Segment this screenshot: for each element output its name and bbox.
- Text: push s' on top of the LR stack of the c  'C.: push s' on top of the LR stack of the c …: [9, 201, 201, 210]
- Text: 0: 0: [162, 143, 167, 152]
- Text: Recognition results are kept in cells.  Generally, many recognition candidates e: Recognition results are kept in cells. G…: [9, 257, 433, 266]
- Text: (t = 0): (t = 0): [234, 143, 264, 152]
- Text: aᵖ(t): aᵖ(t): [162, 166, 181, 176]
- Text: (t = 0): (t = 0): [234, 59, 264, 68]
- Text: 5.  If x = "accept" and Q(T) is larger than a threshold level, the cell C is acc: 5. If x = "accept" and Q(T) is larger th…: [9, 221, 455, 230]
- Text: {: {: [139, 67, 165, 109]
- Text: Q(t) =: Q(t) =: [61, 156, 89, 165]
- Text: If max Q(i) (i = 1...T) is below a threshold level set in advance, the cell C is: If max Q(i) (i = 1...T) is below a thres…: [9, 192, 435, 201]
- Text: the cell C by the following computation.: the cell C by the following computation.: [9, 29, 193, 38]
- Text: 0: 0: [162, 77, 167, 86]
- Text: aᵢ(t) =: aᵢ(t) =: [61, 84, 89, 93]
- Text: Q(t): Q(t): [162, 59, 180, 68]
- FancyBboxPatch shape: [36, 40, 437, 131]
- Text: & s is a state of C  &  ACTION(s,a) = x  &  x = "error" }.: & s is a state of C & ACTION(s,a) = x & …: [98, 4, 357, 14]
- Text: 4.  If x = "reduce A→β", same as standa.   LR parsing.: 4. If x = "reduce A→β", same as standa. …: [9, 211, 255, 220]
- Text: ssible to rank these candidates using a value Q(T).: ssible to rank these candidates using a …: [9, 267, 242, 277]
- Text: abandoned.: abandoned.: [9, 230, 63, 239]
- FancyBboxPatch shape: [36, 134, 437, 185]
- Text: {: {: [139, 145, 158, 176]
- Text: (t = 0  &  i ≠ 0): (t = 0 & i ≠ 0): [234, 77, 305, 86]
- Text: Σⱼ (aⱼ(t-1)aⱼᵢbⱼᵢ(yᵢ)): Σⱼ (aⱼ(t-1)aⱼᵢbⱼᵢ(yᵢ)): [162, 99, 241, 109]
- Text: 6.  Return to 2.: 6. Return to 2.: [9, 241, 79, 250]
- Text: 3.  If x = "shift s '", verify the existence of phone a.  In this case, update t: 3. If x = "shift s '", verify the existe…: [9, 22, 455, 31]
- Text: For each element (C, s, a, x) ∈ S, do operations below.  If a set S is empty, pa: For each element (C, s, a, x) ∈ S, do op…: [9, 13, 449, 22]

What you should do » Print the whole listing again, exactly.

Exercise result »
Segment this screenshot: for each element output its name and bbox.
- Text: push s' on top of the LR stack of the c  'C.: push s' on top of the LR stack of the c …: [9, 201, 201, 210]
- Text: 0: 0: [162, 143, 167, 152]
- Text: Recognition results are kept in cells.  Generally, many recognition candidates e: Recognition results are kept in cells. G…: [9, 257, 433, 266]
- Text: (t = 0): (t = 0): [234, 143, 264, 152]
- Text: aᵖ(t): aᵖ(t): [162, 166, 181, 176]
- Text: (t = 0): (t = 0): [234, 59, 264, 68]
- Text: 5.  If x = "accept" and Q(T) is larger than a threshold level, the cell C is acc: 5. If x = "accept" and Q(T) is larger th…: [9, 221, 455, 230]
- Text: {: {: [139, 67, 165, 109]
- Text: Q(t) =: Q(t) =: [61, 156, 89, 165]
- Text: If max Q(i) (i = 1...T) is below a threshold level set in advance, the cell C is: If max Q(i) (i = 1...T) is below a thres…: [9, 192, 435, 201]
- Text: the cell C by the following computation.: the cell C by the following computation.: [9, 29, 193, 38]
- Text: 0: 0: [162, 77, 167, 86]
- Text: aᵢ(t) =: aᵢ(t) =: [61, 84, 89, 93]
- Text: Q(t): Q(t): [162, 59, 180, 68]
- FancyBboxPatch shape: [36, 40, 437, 131]
- Text: & s is a state of C  &  ACTION(s,a) = x  &  x = "error" }.: & s is a state of C & ACTION(s,a) = x & …: [98, 4, 357, 14]
- Text: 4.  If x = "reduce A→β", same as standa.   LR parsing.: 4. If x = "reduce A→β", same as standa. …: [9, 211, 255, 220]
- Text: ssible to rank these candidates using a value Q(T).: ssible to rank these candidates using a …: [9, 267, 242, 277]
- Text: abandoned.: abandoned.: [9, 230, 63, 239]
- FancyBboxPatch shape: [36, 134, 437, 185]
- Text: {: {: [139, 145, 158, 176]
- Text: (t = 0  &  i ≠ 0): (t = 0 & i ≠ 0): [234, 77, 305, 86]
- Text: Σⱼ (aⱼ(t-1)aⱼᵢbⱼᵢ(yᵢ)): Σⱼ (aⱼ(t-1)aⱼᵢbⱼᵢ(yᵢ)): [162, 99, 241, 109]
- Text: 6.  Return to 2.: 6. Return to 2.: [9, 241, 79, 250]
- Text: 3.  If x = "shift s '", verify the existence of phone a.  In this case, update t: 3. If x = "shift s '", verify the existe…: [9, 22, 455, 31]
- Text: For each element (C, s, a, x) ∈ S, do operations below.  If a set S is empty, pa: For each element (C, s, a, x) ∈ S, do op…: [9, 13, 449, 22]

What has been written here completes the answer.